# Direction
Narrow the data below down to the lines containing "self".

# Input material
<<<<
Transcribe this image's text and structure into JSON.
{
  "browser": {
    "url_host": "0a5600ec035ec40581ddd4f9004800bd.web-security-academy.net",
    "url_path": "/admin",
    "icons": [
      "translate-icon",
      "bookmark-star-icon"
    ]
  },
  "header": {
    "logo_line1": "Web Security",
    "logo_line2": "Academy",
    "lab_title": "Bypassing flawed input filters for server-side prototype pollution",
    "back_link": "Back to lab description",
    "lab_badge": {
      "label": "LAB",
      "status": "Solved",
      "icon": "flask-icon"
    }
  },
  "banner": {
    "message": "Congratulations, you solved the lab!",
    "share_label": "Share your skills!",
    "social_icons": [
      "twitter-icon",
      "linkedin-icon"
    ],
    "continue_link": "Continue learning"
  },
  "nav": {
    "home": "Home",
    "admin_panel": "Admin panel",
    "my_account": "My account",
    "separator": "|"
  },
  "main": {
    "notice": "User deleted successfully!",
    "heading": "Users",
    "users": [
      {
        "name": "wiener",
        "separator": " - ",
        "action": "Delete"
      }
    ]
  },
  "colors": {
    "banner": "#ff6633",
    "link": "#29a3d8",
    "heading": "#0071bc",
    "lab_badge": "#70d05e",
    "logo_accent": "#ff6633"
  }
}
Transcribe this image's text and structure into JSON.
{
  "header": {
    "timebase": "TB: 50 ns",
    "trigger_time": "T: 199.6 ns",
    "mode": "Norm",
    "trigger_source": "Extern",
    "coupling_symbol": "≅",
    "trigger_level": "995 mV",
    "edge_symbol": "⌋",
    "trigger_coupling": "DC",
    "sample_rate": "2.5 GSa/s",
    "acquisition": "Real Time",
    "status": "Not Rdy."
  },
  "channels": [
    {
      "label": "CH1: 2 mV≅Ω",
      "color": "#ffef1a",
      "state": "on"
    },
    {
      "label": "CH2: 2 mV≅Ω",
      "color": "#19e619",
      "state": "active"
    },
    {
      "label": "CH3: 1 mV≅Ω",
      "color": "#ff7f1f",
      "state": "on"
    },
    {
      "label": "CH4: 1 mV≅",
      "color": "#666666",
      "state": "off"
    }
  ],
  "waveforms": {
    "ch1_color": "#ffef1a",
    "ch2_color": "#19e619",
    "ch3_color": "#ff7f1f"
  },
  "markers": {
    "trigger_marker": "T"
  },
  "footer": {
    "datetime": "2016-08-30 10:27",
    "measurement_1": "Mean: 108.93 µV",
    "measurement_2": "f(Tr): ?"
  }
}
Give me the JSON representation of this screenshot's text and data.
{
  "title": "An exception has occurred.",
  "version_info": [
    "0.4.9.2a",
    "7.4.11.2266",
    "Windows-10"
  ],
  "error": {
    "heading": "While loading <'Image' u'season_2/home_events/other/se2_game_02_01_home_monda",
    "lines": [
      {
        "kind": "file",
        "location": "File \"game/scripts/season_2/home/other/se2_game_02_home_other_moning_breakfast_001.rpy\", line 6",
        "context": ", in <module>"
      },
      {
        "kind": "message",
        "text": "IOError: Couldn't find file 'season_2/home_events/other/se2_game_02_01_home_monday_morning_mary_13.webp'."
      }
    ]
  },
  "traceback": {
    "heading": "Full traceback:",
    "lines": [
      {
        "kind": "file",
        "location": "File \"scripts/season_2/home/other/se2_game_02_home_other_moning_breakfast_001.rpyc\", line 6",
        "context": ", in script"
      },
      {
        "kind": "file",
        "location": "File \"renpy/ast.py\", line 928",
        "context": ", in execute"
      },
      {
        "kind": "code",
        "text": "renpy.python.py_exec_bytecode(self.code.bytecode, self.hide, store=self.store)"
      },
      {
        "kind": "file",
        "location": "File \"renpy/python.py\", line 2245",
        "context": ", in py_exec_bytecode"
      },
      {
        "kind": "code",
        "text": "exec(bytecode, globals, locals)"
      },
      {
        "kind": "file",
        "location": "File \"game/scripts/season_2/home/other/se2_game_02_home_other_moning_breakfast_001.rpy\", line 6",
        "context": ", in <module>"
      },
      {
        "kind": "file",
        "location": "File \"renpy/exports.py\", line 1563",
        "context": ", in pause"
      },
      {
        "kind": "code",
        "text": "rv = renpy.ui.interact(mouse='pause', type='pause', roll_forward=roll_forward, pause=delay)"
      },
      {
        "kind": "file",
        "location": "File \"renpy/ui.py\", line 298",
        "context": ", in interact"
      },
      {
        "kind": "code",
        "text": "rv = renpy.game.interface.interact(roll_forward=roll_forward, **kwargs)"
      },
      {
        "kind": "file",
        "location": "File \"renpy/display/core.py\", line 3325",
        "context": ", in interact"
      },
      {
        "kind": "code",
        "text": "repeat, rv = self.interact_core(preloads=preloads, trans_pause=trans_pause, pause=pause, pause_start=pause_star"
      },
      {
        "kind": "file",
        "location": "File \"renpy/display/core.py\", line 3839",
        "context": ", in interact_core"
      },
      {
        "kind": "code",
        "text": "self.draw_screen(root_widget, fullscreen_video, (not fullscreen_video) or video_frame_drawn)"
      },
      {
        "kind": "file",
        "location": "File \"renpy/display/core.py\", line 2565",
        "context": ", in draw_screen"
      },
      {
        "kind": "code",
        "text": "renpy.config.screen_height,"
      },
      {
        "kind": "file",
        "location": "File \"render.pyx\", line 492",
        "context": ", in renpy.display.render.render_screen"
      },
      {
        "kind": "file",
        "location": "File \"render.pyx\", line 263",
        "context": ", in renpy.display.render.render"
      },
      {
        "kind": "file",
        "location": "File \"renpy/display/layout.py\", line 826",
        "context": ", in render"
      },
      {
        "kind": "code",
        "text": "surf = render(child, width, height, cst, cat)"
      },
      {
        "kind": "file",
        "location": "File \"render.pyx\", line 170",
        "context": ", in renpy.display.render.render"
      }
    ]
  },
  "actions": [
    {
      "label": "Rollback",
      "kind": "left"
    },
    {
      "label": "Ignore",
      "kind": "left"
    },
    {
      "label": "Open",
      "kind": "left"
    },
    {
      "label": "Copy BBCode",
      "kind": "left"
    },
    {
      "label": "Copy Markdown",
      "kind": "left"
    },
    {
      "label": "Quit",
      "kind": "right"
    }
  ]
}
>>>>
# Written reply
        "text": "renpy.python.py_exec_bytecode(self.code.bytecode, self.hide, store=self.store)"
        "text": "repeat, rv = self.interact_core(preloads=preloads, trans_pause=trans_pause, pause=pause, pause_start=pause_star"
        "text": "self.draw_screen(root_widget, fullscreen_video, (not fullscreen_video) or video_frame_drawn)"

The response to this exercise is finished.